Set exercise | Count every line of the listing where the string "JSON" occurs, and reply with the count alone.

[start of Exercise input]

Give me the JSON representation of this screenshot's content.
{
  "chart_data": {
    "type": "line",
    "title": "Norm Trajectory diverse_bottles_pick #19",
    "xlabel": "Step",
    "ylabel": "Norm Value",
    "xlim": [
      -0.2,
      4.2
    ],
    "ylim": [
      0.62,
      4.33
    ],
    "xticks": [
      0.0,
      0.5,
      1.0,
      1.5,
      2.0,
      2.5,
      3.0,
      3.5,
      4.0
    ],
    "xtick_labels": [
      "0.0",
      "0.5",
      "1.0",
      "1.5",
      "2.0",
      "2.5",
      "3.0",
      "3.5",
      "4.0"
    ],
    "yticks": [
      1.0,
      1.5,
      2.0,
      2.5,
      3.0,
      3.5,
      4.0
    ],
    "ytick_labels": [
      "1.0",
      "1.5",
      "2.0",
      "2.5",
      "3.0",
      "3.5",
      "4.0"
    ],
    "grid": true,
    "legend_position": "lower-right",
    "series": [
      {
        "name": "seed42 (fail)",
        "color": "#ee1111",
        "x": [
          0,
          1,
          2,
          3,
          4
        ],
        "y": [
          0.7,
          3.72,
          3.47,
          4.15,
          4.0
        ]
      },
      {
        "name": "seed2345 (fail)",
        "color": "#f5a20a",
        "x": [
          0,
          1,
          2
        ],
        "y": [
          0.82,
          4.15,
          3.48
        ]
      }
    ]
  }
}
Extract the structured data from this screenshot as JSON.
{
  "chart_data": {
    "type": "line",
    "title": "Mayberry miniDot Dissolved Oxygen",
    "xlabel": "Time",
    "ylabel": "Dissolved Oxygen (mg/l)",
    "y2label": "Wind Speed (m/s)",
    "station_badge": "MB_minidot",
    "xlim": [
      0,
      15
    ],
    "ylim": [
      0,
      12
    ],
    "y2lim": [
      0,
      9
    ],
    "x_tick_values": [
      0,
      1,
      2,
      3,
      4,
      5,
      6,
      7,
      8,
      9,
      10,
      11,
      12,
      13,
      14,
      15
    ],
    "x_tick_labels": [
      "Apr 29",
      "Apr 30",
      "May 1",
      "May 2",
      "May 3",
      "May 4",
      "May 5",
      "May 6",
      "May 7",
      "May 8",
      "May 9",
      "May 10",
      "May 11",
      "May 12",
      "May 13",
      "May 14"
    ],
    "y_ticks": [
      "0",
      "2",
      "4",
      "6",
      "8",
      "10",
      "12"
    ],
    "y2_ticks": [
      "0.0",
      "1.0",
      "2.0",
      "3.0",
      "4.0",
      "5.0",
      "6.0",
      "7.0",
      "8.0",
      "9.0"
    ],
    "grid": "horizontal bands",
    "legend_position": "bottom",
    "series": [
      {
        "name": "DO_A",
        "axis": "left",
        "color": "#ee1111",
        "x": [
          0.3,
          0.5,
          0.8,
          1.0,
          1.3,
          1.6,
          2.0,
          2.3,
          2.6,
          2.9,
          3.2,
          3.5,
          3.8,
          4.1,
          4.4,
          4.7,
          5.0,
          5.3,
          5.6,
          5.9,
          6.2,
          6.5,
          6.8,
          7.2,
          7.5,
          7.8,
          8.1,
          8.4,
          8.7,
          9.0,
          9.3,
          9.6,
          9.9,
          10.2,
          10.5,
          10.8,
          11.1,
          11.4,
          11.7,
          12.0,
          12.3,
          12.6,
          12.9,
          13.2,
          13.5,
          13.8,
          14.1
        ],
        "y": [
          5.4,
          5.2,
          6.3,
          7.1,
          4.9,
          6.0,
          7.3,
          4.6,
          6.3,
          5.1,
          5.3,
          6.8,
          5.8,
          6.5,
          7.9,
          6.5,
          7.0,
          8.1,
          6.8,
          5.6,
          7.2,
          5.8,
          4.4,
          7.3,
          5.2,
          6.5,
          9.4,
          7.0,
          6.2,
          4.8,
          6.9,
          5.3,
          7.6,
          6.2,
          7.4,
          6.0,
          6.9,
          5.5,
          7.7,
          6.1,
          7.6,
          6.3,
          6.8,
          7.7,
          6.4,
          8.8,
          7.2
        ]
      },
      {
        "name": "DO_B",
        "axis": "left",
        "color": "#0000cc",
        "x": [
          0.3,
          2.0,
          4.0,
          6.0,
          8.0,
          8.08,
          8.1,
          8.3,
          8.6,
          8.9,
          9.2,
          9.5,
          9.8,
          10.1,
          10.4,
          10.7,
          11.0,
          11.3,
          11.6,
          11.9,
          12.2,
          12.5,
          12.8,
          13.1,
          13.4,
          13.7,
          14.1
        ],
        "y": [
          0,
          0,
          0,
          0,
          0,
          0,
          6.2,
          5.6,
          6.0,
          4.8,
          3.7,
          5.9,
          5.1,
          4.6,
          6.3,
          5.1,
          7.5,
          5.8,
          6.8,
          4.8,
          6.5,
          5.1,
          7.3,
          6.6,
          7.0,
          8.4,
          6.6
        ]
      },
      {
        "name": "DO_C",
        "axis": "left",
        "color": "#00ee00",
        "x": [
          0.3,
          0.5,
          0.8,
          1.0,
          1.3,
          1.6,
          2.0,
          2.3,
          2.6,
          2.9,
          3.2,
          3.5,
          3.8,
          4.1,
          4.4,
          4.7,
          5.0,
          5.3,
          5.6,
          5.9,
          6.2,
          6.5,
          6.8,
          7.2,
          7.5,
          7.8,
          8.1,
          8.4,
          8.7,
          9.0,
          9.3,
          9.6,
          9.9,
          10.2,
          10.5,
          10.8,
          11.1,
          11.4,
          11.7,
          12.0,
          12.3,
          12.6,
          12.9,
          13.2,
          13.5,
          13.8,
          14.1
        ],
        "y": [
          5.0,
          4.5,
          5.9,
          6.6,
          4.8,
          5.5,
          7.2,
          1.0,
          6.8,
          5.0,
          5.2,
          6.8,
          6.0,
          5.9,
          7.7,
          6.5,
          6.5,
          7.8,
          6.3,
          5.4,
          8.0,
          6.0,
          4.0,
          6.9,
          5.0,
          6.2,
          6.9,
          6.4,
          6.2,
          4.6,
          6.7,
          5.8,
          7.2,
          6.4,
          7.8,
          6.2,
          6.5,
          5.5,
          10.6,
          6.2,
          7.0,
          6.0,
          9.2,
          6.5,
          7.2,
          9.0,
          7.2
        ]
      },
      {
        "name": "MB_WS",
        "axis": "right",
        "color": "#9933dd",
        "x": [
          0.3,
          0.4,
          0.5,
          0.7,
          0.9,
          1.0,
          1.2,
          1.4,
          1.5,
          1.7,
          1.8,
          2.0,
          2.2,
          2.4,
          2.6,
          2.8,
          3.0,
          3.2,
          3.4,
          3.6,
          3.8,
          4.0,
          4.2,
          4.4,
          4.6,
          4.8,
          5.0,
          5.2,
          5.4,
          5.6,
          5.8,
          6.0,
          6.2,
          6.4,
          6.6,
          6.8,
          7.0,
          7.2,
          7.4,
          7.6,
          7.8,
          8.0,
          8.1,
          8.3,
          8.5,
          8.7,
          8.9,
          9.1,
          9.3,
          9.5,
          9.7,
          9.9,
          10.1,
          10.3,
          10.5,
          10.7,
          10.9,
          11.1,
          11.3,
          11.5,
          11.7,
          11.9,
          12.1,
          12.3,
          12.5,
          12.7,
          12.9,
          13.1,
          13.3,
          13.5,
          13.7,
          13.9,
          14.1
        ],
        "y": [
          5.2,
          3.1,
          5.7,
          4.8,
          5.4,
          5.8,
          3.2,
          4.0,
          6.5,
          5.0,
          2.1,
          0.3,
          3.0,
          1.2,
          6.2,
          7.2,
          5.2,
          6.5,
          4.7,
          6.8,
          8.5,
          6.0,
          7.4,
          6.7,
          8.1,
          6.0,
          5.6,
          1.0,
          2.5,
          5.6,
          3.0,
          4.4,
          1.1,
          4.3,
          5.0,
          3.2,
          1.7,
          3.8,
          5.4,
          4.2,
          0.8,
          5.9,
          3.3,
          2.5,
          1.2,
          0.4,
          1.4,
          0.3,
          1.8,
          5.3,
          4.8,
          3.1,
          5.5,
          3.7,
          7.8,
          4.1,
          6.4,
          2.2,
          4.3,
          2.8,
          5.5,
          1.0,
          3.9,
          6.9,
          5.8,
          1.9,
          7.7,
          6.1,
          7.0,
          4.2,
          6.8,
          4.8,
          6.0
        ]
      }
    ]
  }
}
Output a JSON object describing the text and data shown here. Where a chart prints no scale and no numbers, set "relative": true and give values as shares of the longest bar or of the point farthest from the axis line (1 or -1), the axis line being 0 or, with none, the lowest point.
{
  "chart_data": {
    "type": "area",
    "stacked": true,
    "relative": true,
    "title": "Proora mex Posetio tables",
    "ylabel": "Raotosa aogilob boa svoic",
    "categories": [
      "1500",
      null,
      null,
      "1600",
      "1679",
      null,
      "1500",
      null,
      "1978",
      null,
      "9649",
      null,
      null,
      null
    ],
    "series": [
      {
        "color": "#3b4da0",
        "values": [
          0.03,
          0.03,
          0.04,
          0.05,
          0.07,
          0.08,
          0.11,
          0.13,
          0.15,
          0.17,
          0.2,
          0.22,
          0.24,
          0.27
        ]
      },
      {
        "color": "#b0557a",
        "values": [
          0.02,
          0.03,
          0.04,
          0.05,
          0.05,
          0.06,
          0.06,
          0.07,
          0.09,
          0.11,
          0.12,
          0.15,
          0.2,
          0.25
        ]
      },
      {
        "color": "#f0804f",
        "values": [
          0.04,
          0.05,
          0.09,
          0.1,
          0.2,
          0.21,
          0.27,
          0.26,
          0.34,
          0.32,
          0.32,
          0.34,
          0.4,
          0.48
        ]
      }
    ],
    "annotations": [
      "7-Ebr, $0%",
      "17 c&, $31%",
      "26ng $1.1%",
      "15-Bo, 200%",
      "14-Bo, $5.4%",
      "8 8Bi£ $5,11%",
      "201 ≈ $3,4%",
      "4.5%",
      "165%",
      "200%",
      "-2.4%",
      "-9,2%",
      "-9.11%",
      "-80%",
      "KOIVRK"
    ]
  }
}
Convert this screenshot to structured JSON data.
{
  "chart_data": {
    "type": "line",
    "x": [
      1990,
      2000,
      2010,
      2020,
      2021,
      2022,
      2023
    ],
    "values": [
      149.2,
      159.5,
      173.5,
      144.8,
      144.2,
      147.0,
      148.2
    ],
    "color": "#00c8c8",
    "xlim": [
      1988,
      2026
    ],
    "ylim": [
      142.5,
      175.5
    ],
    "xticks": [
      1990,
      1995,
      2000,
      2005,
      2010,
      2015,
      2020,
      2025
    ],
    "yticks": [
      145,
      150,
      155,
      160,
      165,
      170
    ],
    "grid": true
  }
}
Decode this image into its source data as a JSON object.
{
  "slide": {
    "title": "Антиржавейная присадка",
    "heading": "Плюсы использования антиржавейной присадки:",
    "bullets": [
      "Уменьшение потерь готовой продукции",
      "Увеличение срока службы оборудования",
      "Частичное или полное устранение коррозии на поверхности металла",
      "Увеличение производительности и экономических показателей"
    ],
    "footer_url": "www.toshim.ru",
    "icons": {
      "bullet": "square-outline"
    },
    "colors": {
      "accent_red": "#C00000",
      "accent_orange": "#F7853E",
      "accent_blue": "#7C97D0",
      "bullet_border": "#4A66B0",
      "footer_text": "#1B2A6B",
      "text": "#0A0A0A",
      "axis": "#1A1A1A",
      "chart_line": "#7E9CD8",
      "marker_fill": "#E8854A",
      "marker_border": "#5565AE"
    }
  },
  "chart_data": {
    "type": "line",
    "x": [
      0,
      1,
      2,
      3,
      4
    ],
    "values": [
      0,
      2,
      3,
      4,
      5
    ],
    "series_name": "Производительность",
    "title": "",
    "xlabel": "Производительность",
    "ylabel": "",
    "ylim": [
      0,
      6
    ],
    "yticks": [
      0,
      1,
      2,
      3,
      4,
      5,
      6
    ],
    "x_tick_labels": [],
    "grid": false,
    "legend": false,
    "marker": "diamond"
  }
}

[end of Exercise input]

Complete output | 5